→ The input
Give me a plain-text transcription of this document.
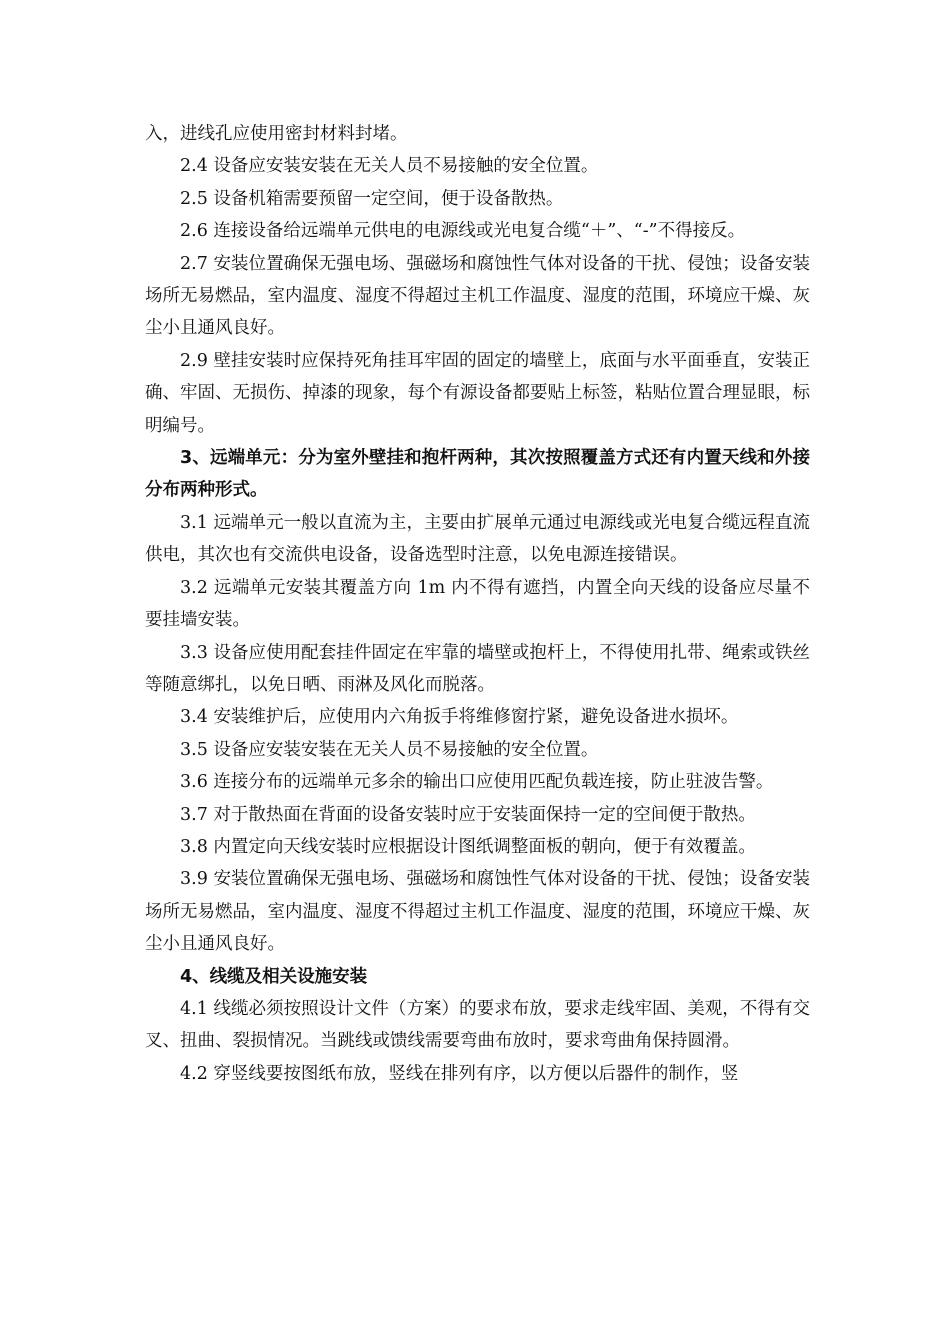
入，进线孔应使用密封材料封堵。

2.4 设备应安装安装在无关人员不易接触的安全位置。

2.5 设备机箱需要预留一定空间，便于设备散热。

2.6 连接设备给远端单元供电的电源线或光电复合缆“＋”、“-”不得接反。

2.7 安装位置确保无强电场、强磁场和腐蚀性气体对设备的干扰、侵蚀；设备安装场所无易燃品，室内温度、湿度不得超过主机工作温度、湿度的范围，环境应干燥、灰尘小且通风良好。

2.9 壁挂安装时应保持死角挂耳牢固的固定的墙壁上，底面与水平面垂直，安装正确、牢固、无损伤、掉漆的现象，每个有源设备都要贴上标签，粘贴位置合理显眼，标明编号。

3、远端单元：分为室外壁挂和抱杆两种，其次按照覆盖方式还有内置天线和外接分布两种形式。

3.1 远端单元一般以直流为主，主要由扩展单元通过电源线或光电复合缆远程直流供电，其次也有交流供电设备，设备选型时注意，以免电源连接错误。

3.2 远端单元安装其覆盖方向 1m 内不得有遮挡，内置全向天线的设备应尽量不要挂墙安装。

3.3 设备应使用配套挂件固定在牢靠的墙壁或抱杆上，不得使用扎带、绳索或铁丝等随意绑扎，以免日晒、雨淋及风化而脱落。

3.4 安装维护后，应使用内六角扳手将维修窗拧紧，避免设备进水损坏。

3.5 设备应安装安装在无关人员不易接触的安全位置。

3.6 连接分布的远端单元多余的输出口应使用匹配负载连接，防止驻波告警。

3.7 对于散热面在背面的设备安装时应于安装面保持一定的空间便于散热。

3.8 内置定向天线安装时应根据设计图纸调整面板的朝向，便于有效覆盖。

3.9 安装位置确保无强电场、强磁场和腐蚀性气体对设备的干扰、侵蚀；设备安装场所无易燃品，室内温度、湿度不得超过主机工作温度、湿度的范围，环境应干燥、灰尘小且通风良好。

4、线缆及相关设施安装

4.1 线缆必须按照设计文件（方案）的要求布放，要求走线牢固、美观，不得有交叉、扭曲、裂损情况。当跳线或馈线需要弯曲布放时，要求弯曲角保持圆滑。

4.2 穿竖线要按图纸布放，竖线在排列有序，以方便以后器件的制作，竖
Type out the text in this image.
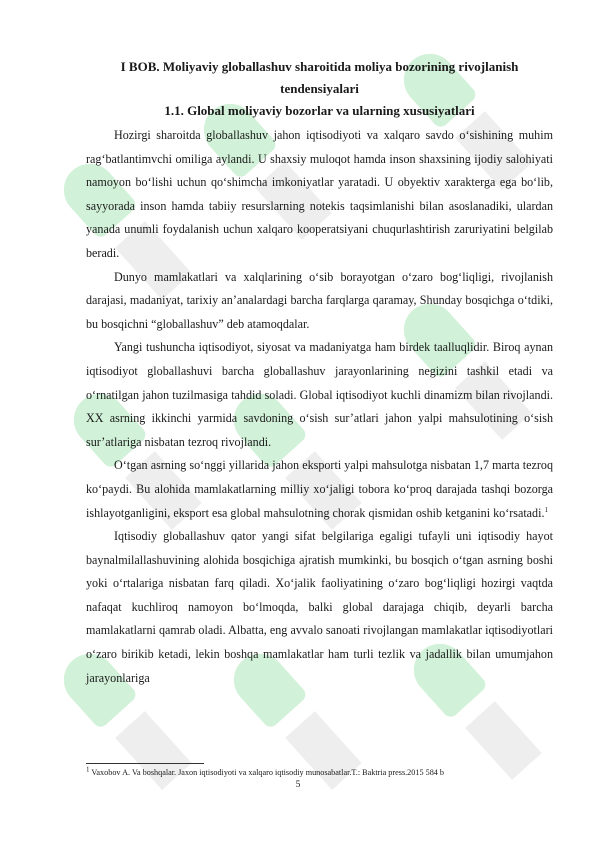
I BOB. Moliyaviy globallashuv sharoitida moliya bozorining rivojlanish tendensiyalari
1.1. Global moliyaviy bozorlar va ularning xususiyatlari

Hozirgi sharoitda globallashuv jahon iqtisodiyoti va xalqaro savdo o‘sishining muhim rag‘batlantimvchi omiliga aylandi. U shaxsiy muloqot hamda inson shaxsining ijodiy salohiyati namoyon bo‘lishi uchun qo‘shimcha imkoniyatlar yaratadi. U obyektiv xarakterga ega bo‘lib, sayyorada inson hamda tabiiy resurslarning notekis taqsimlanishi bilan asoslanadiki, ulardan yanada unumli foydalanish uchun xalqaro kooperatsiyani chuqurlashtirish zaruriyatini belgilab beradi.

Dunyo mamlakatlari va xalqlarining o‘sib borayotgan o‘zaro bog‘liqligi, rivojlanish darajasi, madaniyat, tarixiy an’analardagi barcha farqlarga qaramay, Shunday bosqichga o‘tdiki, bu bosqichni “globallashuv” deb atamoqdalar.

Yangi tushuncha iqtisodiyot, siyosat va madaniyatga ham birdek taalluqlidir. Biroq aynan iqtisodiyot globallashuvi barcha globallashuv jarayonlarining negizini tashkil etadi va o‘rnatilgan jahon tuzilmasiga tahdid soladi. Global iqtisodiyot kuchli dinamizm bilan rivojlandi. XX asrning ikkinchi yarmida savdoning o‘sish sur’atlari jahon yalpi mahsulotining o‘sish sur’atlariga nisbatan tezroq rivojlandi.

O‘tgan asrning so‘nggi yillarida jahon eksporti yalpi mahsulotga nisbatan 1,7 marta tezroq ko‘paydi. Bu alohida mamlakatlarning milliy xo‘jaligi tobora ko‘proq darajada tashqi bozorga ishlayotganligini, eksport esa global mahsulotning chorak qismidan oshib ketganini ko‘rsatadi.$^1$

Iqtisodiy globallashuv qator yangi sifat belgilariga egaligi tufayli uni iqtisodiy hayot baynalmilallashuvining alohida bosqichiga ajratish mumkinki, bu bosqich o‘tgan asrning boshi yoki o‘rtalariga nisbatan farq qiladi. Xo‘jalik faoliyatining o‘zaro bog‘liqligi hozirgi vaqtda nafaqat kuchliroq namoyon bo‘lmoqda, balki global darajaga chiqib, deyarli barcha mamlakatlarni qamrab oladi. Albatta, eng avvalo sanoati rivojlangan mamlakatlar iqtisodiyotlari o‘zaro birikib ketadi, lekin boshqa mamlakatlar ham turli tezlik va jadallik bilan umumjahon jarayonlariga

$^1$ Vaxobov A. Va boshqalar. Jaxon iqtisodiyoti va xalqaro iqtisodiy munosabatlar.T.: Baktria press.2015 584 b
5
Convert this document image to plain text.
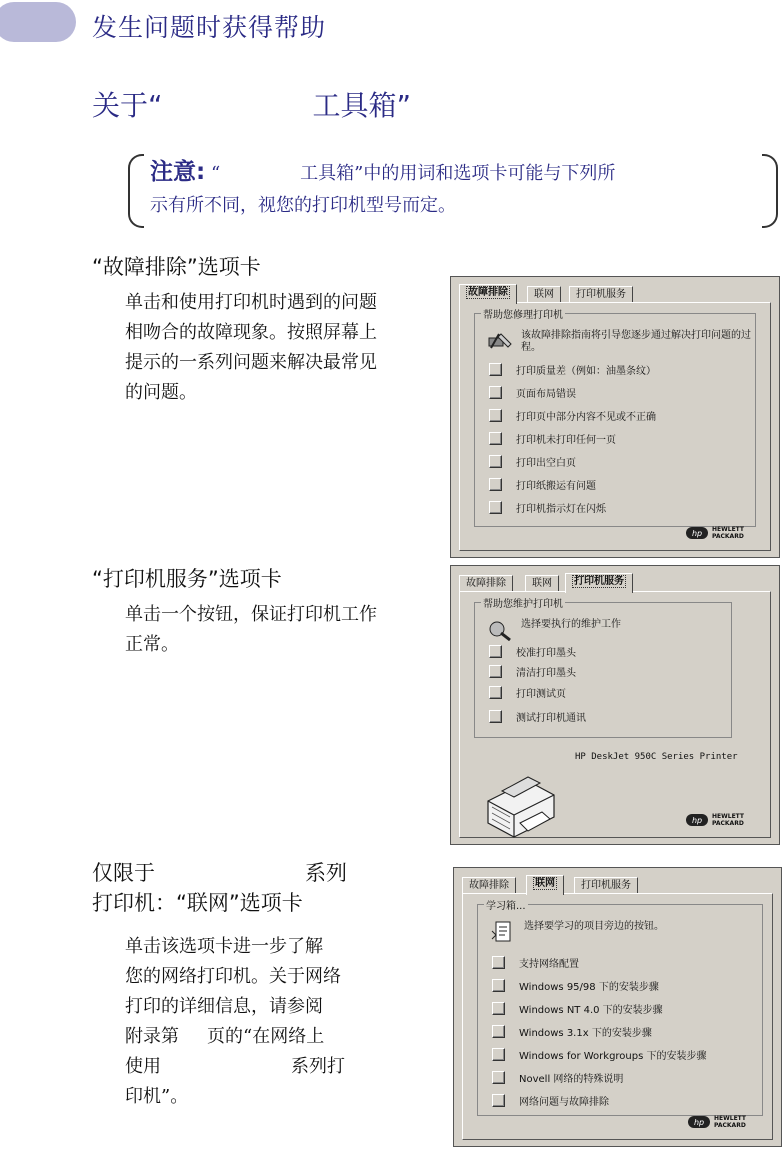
发生问题时获得帮助
关于“	工具箱”
注意: “	工具箱”中的用词和选项卡可能与下列所
示有所不同，视您的打印机型号而定。
“故障排除”选项卡
单击和使用打印机时遇到的问题
相吻合的故障现象。按照屏幕上
提示的一系列问题来解决最常见
的问题。
“打印机服务”选项卡
单击一个按钮，保证打印机工作
正常。
仅限于	系列
打印机：“联网”选项卡
单击该选项卡进一步了解
您的网络打印机。关于网络
打印的详细信息，请参阅
附录第 页的“在网络上
使用	系列打
印机”。
故障排除	联网	打印机服务
帮助您修理打印机
该故障排除指南将引导您逐步通过解决打印问题的过程。
打印质量差（例如：油墨条纹）
页面布局错误
打印页中部分内容不见或不正确
打印机未打印任何一页
打印出空白页
打印纸搬运有问题
打印机指示灯在闪烁
hp	HEWLETT
PACKARD
故障排除	联网	打印机服务
帮助您维护打印机
选择要执行的维护工作
校准打印墨头
清洁打印墨头
打印测试页
测试打印机通讯
HP DeskJet 950C Series Printer
hp	HEWLETT
PACKARD
故障排除	联网	打印机服务
学习箱...
选择要学习的项目旁边的按钮。
支持网络配置
Windows 95/98 下的安装步骤
Windows NT 4.0 下的安装步骤
Windows 3.1x 下的安装步骤
Windows for Workgroups 下的安装步骤
Novell 网络的特殊说明
网络问题与故障排除
hp	HEWLETT
PACKARD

→ Exercise
Copy out every line of the data that includes "document".

→ Task output
Give me a plain-text transcription of this document.
Convert this document image to plain text.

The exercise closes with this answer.